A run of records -
++++++++++++++++++++
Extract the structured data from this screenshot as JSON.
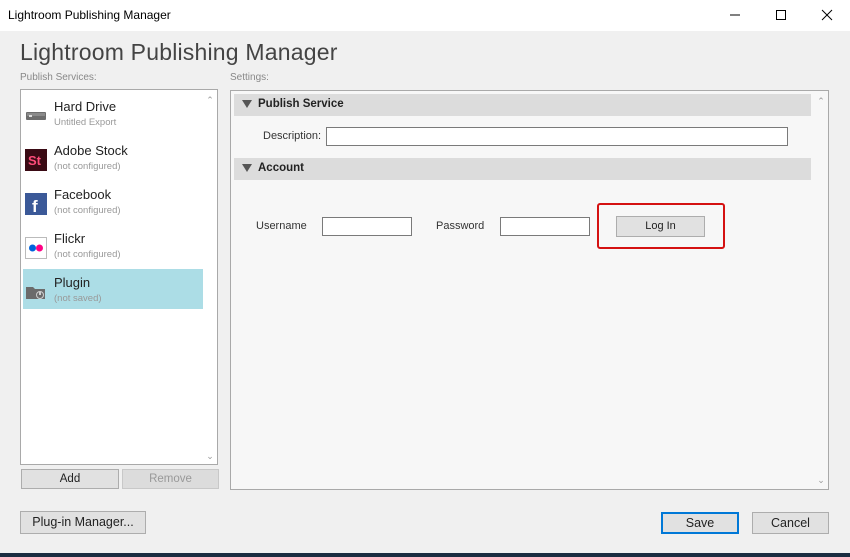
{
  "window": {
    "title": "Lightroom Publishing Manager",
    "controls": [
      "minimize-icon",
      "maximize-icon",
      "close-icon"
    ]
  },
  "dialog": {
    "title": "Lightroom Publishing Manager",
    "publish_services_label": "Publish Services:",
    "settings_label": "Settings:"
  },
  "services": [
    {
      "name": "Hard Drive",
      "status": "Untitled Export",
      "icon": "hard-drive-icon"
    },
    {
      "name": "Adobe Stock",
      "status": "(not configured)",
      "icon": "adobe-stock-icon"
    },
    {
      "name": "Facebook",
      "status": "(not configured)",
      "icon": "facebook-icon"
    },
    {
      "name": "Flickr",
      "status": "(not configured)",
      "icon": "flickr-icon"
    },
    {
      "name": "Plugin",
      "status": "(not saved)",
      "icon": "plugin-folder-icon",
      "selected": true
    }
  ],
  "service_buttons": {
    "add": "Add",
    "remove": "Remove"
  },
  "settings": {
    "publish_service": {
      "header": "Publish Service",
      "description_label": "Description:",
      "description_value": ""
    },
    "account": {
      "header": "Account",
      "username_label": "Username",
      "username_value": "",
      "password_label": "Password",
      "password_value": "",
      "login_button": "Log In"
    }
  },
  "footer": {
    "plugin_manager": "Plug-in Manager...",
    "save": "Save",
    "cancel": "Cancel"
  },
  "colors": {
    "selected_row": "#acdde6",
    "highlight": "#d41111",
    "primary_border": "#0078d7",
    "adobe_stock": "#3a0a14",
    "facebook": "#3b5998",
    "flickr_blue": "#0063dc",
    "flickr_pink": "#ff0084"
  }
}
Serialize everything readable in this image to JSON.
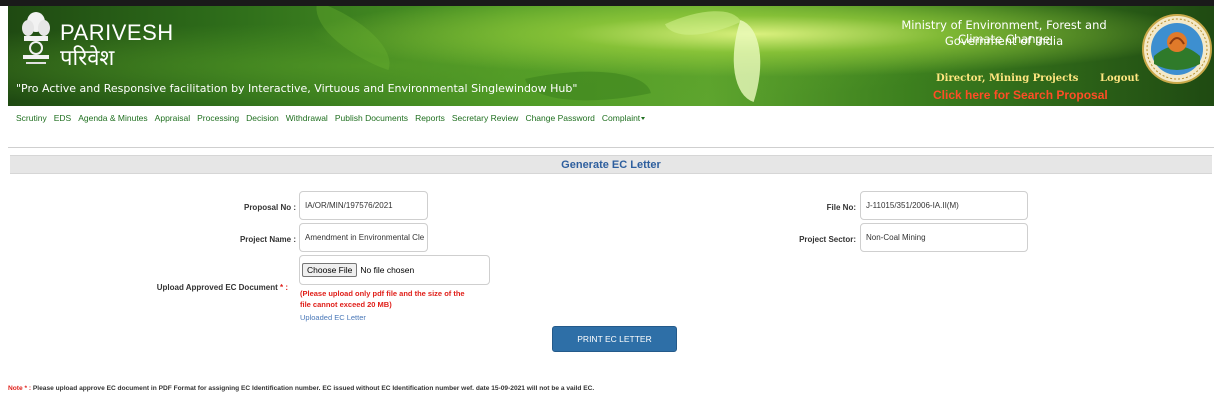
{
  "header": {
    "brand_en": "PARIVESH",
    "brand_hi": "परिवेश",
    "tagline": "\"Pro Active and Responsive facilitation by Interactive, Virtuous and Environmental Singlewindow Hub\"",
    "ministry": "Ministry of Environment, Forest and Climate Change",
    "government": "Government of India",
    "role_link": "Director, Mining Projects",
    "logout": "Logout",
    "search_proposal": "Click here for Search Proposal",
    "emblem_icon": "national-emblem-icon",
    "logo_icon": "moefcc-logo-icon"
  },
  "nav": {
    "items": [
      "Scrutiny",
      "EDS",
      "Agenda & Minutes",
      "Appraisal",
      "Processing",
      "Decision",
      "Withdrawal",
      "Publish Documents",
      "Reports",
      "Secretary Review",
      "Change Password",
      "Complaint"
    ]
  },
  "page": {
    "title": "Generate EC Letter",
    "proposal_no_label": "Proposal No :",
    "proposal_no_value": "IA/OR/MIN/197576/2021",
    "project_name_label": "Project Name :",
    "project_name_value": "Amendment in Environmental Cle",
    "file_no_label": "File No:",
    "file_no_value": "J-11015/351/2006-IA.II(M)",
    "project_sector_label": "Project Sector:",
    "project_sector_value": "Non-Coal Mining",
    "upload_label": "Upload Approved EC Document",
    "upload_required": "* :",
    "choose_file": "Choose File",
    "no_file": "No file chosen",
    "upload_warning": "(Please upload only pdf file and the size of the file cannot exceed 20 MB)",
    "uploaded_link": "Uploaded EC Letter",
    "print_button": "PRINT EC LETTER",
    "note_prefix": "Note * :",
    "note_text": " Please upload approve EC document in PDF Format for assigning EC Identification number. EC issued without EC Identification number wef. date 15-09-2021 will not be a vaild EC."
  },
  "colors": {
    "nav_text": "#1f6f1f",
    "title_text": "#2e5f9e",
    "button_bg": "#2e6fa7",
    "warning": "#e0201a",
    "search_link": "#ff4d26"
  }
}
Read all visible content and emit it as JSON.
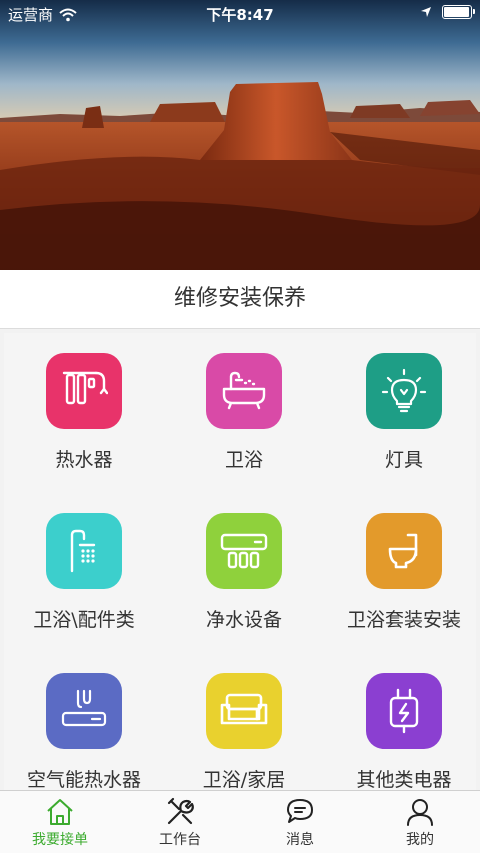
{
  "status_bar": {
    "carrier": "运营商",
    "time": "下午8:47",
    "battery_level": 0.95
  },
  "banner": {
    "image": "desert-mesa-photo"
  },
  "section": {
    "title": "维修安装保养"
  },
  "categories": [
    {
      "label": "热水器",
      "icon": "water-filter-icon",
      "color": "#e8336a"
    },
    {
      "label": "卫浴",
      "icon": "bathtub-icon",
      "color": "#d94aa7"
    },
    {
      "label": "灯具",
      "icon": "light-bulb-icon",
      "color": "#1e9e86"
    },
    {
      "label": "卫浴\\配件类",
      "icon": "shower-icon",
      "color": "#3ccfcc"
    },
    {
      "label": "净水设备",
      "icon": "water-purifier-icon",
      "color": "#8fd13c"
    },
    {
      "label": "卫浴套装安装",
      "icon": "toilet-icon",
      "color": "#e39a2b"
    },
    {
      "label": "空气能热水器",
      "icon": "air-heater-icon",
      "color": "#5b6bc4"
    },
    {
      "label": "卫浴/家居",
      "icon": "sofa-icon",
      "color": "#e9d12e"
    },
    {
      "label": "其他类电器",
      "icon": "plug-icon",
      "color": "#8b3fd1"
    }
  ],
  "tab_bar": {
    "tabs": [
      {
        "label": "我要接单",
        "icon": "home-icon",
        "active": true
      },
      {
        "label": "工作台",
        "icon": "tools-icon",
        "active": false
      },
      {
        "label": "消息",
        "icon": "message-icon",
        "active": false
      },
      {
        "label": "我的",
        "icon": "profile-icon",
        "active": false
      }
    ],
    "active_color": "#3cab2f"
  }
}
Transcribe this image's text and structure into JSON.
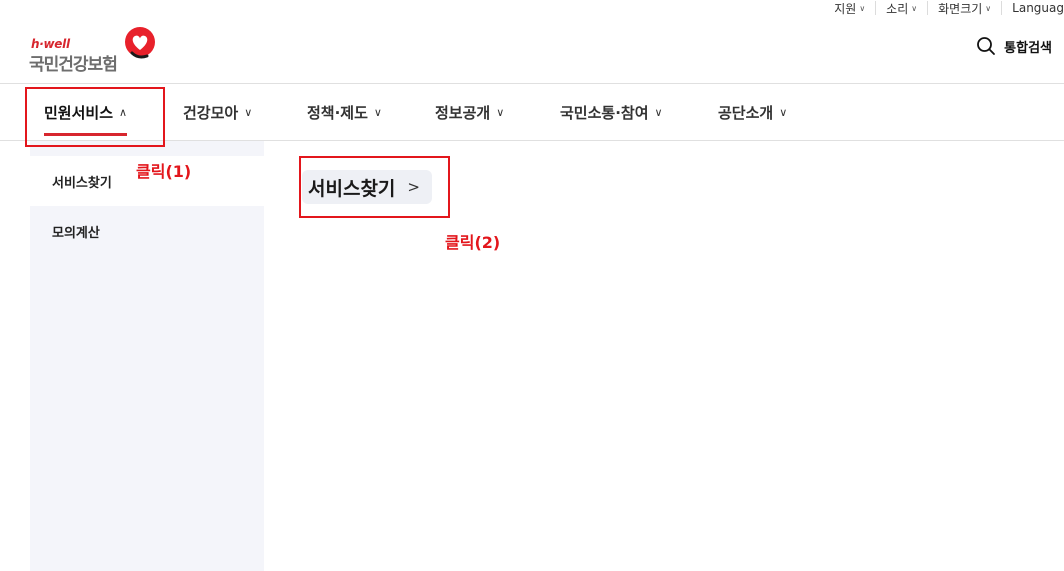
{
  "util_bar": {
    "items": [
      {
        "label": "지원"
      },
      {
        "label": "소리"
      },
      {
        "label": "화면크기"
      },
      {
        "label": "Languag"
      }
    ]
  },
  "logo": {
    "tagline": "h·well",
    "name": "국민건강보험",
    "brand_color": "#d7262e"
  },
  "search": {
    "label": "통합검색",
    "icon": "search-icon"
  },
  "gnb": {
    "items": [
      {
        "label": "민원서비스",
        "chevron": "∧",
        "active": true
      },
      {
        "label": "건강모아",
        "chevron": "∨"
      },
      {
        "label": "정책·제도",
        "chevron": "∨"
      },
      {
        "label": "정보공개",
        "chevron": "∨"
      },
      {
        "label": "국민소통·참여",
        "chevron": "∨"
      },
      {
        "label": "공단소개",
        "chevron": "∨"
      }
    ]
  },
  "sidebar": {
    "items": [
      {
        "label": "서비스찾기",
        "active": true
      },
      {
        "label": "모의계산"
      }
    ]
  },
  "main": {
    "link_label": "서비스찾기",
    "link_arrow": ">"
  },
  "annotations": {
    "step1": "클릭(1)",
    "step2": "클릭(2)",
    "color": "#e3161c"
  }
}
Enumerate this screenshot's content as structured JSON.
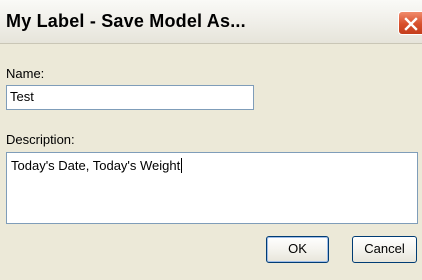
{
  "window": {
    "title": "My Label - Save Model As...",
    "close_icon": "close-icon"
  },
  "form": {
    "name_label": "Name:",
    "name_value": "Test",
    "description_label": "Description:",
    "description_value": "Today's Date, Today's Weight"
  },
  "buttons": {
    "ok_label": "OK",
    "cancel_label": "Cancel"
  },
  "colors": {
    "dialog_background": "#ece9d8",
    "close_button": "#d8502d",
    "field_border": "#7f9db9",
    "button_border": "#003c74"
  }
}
++++++++++++++++++++
Directions for this task - Retype each record exactly as it stands, but do not include the pictures.

The output -
Extract the structured data from this screenshot as JSON.
{
  "window": {
    "title": "Lightroom Publishing Manager",
    "controls": [
      "minimize-icon",
      "maximize-icon",
      "close-icon"
    ]
  },
  "dialog": {
    "title": "Lightroom Publishing Manager",
    "publish_services_label": "Publish Services:",
    "settings_label": "Settings:"
  },
  "services": [
    {
      "name": "Hard Drive",
      "status": "Untitled Export",
      "icon": "hard-drive-icon"
    },
    {
      "name": "Adobe Stock",
      "status": "(not configured)",
      "icon": "adobe-stock-icon"
    },
    {
      "name": "Facebook",
      "status": "(not configured)",
      "icon": "facebook-icon"
    },
    {
      "name": "Flickr",
      "status": "(not configured)",
      "icon": "flickr-icon"
    },
    {
      "name": "Plugin",
      "status": "(not saved)",
      "icon": "plugin-folder-icon",
      "selected": true
    }
  ],
  "service_buttons": {
    "add": "Add",
    "remove": "Remove"
  },
  "settings": {
    "publish_service": {
      "header": "Publish Service",
      "description_label": "Description:",
      "description_value": ""
    },
    "account": {
      "header": "Account",
      "username_label": "Username",
      "username_value": "",
      "password_label": "Password",
      "password_value": "",
      "login_button": "Log In"
    }
  },
  "footer": {
    "plugin_manager": "Plug-in Manager...",
    "save": "Save",
    "cancel": "Cancel"
  },
  "colors": {
    "selected_row": "#acdde6",
    "highlight": "#d41111",
    "primary_border": "#0078d7",
    "adobe_stock": "#3a0a14",
    "facebook": "#3b5998",
    "flickr_blue": "#0063dc",
    "flickr_pink": "#ff0084"
  }
}
Serialize everything readable in this image to JSON.
{
  "header": {
    "brand_en": "PARIVESH",
    "brand_hi": "परिवेश",
    "tagline": "\"Pro Active and Responsive facilitation by Interactive, Virtuous and Environmental Singlewindow Hub\"",
    "ministry": "Ministry of Environment, Forest and Climate Change",
    "government": "Government of India",
    "role_link": "Director, Mining Projects",
    "logout": "Logout",
    "search_proposal": "Click here for Search Proposal",
    "emblem_icon": "national-emblem-icon",
    "logo_icon": "moefcc-logo-icon"
  },
  "nav": {
    "items": [
      "Scrutiny",
      "EDS",
      "Agenda & Minutes",
      "Appraisal",
      "Processing",
      "Decision",
      "Withdrawal",
      "Publish Documents",
      "Reports",
      "Secretary Review",
      "Change Password",
      "Complaint"
    ]
  },
  "page": {
    "title": "Generate EC Letter",
    "proposal_no_label": "Proposal No :",
    "proposal_no_value": "IA/OR/MIN/197576/2021",
    "project_name_label": "Project Name :",
    "project_name_value": "Amendment in Environmental Cle",
    "file_no_label": "File No:",
    "file_no_value": "J-11015/351/2006-IA.II(M)",
    "project_sector_label": "Project Sector:",
    "project_sector_value": "Non-Coal Mining",
    "upload_label": "Upload Approved EC Document",
    "upload_required": "* :",
    "choose_file": "Choose File",
    "no_file": "No file chosen",
    "upload_warning": "(Please upload only pdf file and the size of the file cannot exceed 20 MB)",
    "uploaded_link": "Uploaded EC Letter",
    "print_button": "PRINT EC LETTER",
    "note_prefix": "Note * :",
    "note_text": " Please upload approve EC document in PDF Format for assigning EC Identification number. EC issued without EC Identification number wef. date 15-09-2021 will not be a vaild EC."
  },
  "colors": {
    "nav_text": "#1f6f1f",
    "title_text": "#2e5f9e",
    "button_bg": "#2e6fa7",
    "warning": "#e0201a",
    "search_link": "#ff4d26"
  }
}
Read all visible content and emit it as JSON.
{
  "status_bar": {
    "carrier": "运营商",
    "time": "下午8:47",
    "battery_level": 0.95
  },
  "banner": {
    "image": "desert-mesa-photo"
  },
  "section": {
    "title": "维修安装保养"
  },
  "categories": [
    {
      "label": "热水器",
      "icon": "water-filter-icon",
      "color": "#e8336a"
    },
    {
      "label": "卫浴",
      "icon": "bathtub-icon",
      "color": "#d94aa7"
    },
    {
      "label": "灯具",
      "icon": "light-bulb-icon",
      "color": "#1e9e86"
    },
    {
      "label": "卫浴\\配件类",
      "icon": "shower-icon",
      "color": "#3ccfcc"
    },
    {
      "label": "净水设备",
      "icon": "water-purifier-icon",
      "color": "#8fd13c"
    },
    {
      "label": "卫浴套装安装",
      "icon": "toilet-icon",
      "color": "#e39a2b"
    },
    {
      "label": "空气能热水器",
      "icon": "air-heater-icon",
      "color": "#5b6bc4"
    },
    {
      "label": "卫浴/家居",
      "icon": "sofa-icon",
      "color": "#e9d12e"
    },
    {
      "label": "其他类电器",
      "icon": "plug-icon",
      "color": "#8b3fd1"
    }
  ],
  "tab_bar": {
    "tabs": [
      {
        "label": "我要接单",
        "icon": "home-icon",
        "active": true
      },
      {
        "label": "工作台",
        "icon": "tools-icon",
        "active": false
      },
      {
        "label": "消息",
        "icon": "message-icon",
        "active": false
      },
      {
        "label": "我的",
        "icon": "profile-icon",
        "active": false
      }
    ],
    "active_color": "#3cab2f"
  }
}
Transcribe this image's text and structure into JSON.
{
  "util_bar": {
    "items": [
      {
        "label": "지원"
      },
      {
        "label": "소리"
      },
      {
        "label": "화면크기"
      },
      {
        "label": "Languag"
      }
    ]
  },
  "logo": {
    "tagline": "h·well",
    "name": "국민건강보험",
    "brand_color": "#d7262e"
  },
  "search": {
    "label": "통합검색",
    "icon": "search-icon"
  },
  "gnb": {
    "items": [
      {
        "label": "민원서비스",
        "chevron": "∧",
        "active": true
      },
      {
        "label": "건강모아",
        "chevron": "∨"
      },
      {
        "label": "정책·제도",
        "chevron": "∨"
      },
      {
        "label": "정보공개",
        "chevron": "∨"
      },
      {
        "label": "국민소통·참여",
        "chevron": "∨"
      },
      {
        "label": "공단소개",
        "chevron": "∨"
      }
    ]
  },
  "sidebar": {
    "items": [
      {
        "label": "서비스찾기",
        "active": true
      },
      {
        "label": "모의계산"
      }
    ]
  },
  "main": {
    "link_label": "서비스찾기",
    "link_arrow": ">"
  },
  "annotations": {
    "step1": "클릭(1)",
    "step2": "클릭(2)",
    "color": "#e3161c"
  }
}
Enumerate this screenshot's content as structured JSON.
{
  "window": {
    "title": "My Label - Save Model As...",
    "close_icon": "close-icon"
  },
  "form": {
    "name_label": "Name:",
    "name_value": "Test",
    "description_label": "Description:",
    "description_value": "Today's Date, Today's Weight"
  },
  "buttons": {
    "ok_label": "OK",
    "cancel_label": "Cancel"
  },
  "colors": {
    "dialog_background": "#ece9d8",
    "close_button": "#d8502d",
    "field_border": "#7f9db9",
    "button_border": "#003c74"
  }
}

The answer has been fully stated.